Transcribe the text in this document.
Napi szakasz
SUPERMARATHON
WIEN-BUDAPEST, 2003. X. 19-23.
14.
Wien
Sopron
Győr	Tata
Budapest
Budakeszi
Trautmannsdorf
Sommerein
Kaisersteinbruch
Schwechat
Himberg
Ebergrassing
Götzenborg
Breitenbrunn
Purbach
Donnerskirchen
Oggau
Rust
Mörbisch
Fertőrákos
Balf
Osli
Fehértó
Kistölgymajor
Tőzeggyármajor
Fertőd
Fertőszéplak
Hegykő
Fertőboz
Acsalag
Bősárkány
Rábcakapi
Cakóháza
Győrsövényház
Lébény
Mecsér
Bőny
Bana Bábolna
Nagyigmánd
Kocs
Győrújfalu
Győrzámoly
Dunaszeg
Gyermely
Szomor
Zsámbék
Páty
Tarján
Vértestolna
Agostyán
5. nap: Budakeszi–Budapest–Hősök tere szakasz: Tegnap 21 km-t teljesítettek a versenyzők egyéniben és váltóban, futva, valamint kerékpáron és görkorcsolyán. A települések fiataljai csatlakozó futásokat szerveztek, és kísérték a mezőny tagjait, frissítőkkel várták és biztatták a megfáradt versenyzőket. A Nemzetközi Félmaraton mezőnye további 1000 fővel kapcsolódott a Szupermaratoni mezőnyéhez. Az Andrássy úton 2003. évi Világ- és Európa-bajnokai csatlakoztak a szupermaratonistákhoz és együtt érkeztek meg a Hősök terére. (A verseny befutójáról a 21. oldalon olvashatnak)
==========
Pick out the lines that include the word "szakasz" and write them out.

Written reply
Napi szakasz
5. nap: Budakeszi–Budapest–Hősök tere szakasz: Tegnap 21 km-t teljesítettek a versenyzők egyéniben és váltóban, futva, valamint kerékpáron és görkorcsolyán. A települések fiataljai csatlakozó futásokat szerveztek, és kísérték a mezőny tagjait, frissítőkkel várták és biztatták a megfáradt versenyzőket. A Nemzetközi Félmaraton mezőnye további 1000 fővel kapcsolódott a Szupermaratoni mezőnyéhez. Az Andrássy úton 2003. évi Világ- és Európa-bajnokai csatlakoztak a szupermaratonistákhoz és együtt érkeztek meg a Hősök terére. (A verseny befutójáról a 21. oldalon olvashatnak)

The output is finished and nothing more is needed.